EXERCISE INSTRUCTIONS >> Below are entries. Pull out all lines containing "Information".

Stored data >>
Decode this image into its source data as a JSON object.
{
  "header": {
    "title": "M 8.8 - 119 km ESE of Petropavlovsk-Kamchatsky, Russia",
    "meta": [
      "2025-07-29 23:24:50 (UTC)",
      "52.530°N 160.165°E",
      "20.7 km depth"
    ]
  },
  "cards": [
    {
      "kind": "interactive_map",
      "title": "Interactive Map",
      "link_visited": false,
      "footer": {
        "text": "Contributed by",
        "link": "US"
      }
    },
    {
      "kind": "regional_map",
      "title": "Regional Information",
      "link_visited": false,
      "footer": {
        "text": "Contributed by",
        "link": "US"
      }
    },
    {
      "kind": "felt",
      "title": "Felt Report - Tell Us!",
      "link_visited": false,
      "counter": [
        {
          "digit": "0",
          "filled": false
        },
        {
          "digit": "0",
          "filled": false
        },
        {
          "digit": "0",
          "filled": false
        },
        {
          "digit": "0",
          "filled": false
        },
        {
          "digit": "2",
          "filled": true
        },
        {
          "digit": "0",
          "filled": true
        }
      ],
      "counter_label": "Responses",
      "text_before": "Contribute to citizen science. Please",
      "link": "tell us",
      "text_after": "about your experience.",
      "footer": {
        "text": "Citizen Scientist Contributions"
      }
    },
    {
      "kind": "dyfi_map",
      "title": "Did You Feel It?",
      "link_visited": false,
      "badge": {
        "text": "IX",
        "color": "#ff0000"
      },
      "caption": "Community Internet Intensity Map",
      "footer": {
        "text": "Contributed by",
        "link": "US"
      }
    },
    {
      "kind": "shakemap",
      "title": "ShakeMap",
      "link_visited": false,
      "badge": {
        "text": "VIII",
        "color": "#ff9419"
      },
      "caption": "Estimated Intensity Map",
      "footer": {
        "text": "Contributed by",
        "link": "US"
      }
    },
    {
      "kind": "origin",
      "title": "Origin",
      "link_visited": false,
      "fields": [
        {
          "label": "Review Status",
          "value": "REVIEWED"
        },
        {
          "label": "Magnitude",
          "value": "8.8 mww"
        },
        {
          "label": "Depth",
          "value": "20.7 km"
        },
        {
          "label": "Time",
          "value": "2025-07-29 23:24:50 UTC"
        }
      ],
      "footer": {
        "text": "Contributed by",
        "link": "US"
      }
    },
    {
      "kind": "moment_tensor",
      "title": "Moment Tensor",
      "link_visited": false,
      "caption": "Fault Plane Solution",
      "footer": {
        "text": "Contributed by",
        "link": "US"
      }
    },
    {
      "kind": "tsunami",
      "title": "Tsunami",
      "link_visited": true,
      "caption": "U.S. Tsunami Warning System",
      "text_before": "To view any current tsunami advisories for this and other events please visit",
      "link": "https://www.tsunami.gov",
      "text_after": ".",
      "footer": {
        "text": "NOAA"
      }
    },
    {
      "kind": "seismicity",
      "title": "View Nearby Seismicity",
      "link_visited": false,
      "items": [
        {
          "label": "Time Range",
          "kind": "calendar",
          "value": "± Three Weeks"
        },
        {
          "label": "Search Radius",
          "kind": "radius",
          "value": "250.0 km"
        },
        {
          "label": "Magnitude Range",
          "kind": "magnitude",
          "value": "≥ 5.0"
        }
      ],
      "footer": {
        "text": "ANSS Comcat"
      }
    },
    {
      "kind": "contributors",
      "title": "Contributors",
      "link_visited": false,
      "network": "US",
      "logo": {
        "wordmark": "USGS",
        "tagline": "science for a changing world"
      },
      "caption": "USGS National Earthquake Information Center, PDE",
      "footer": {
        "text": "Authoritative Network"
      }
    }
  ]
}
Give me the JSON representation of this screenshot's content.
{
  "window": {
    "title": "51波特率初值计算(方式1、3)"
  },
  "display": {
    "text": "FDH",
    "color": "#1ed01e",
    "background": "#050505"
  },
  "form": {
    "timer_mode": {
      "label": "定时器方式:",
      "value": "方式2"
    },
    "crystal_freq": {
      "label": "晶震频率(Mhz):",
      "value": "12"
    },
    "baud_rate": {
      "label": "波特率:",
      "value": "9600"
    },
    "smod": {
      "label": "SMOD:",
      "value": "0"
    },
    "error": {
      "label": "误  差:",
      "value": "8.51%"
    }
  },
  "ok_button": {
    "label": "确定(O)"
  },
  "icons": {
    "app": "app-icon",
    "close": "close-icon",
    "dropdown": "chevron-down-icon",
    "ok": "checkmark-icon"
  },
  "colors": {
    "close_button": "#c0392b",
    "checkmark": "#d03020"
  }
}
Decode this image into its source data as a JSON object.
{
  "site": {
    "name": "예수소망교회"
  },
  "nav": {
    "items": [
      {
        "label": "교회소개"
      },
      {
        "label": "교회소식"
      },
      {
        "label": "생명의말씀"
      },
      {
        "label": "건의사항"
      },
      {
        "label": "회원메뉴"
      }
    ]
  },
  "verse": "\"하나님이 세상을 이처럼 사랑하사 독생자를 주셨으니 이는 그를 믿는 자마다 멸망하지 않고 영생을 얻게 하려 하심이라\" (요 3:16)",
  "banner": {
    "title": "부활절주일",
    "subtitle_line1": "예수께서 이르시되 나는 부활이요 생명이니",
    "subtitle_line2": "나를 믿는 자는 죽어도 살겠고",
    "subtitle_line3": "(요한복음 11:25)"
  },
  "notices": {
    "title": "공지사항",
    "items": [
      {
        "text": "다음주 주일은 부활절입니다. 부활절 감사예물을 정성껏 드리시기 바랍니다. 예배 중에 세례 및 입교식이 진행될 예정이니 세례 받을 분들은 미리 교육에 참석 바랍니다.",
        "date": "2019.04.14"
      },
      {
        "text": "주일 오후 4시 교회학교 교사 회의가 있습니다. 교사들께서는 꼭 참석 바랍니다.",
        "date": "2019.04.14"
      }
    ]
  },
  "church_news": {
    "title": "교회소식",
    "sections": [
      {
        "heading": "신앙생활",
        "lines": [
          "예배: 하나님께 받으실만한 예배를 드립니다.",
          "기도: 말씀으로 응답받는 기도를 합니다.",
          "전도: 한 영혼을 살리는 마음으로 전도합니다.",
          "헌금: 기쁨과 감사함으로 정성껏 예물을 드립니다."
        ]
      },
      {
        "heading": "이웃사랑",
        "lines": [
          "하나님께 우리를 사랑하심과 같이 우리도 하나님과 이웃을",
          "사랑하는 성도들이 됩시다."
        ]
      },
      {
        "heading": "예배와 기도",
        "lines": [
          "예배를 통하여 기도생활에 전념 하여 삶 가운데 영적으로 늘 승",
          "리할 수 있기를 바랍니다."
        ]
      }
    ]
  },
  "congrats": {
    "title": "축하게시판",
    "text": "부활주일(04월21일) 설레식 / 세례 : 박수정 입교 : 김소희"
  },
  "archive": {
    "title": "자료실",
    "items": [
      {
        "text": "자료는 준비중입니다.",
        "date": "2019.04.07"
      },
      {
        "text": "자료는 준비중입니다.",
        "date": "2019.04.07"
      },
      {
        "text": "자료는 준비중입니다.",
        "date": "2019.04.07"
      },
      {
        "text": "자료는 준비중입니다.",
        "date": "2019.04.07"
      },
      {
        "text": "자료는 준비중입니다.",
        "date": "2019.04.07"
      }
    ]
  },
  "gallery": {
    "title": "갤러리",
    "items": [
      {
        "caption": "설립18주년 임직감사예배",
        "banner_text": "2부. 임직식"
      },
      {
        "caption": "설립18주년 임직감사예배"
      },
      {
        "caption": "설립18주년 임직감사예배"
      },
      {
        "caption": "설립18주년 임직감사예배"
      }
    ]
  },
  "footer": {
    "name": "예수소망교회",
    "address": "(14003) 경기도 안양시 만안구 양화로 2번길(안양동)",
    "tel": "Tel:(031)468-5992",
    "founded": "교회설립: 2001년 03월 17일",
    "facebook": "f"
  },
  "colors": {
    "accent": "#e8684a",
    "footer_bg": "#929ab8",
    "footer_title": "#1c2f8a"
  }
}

FULL RESPONSE >>
      "title": "Regional Information",
      "caption": "USGS National Earthquake Information Center, PDE",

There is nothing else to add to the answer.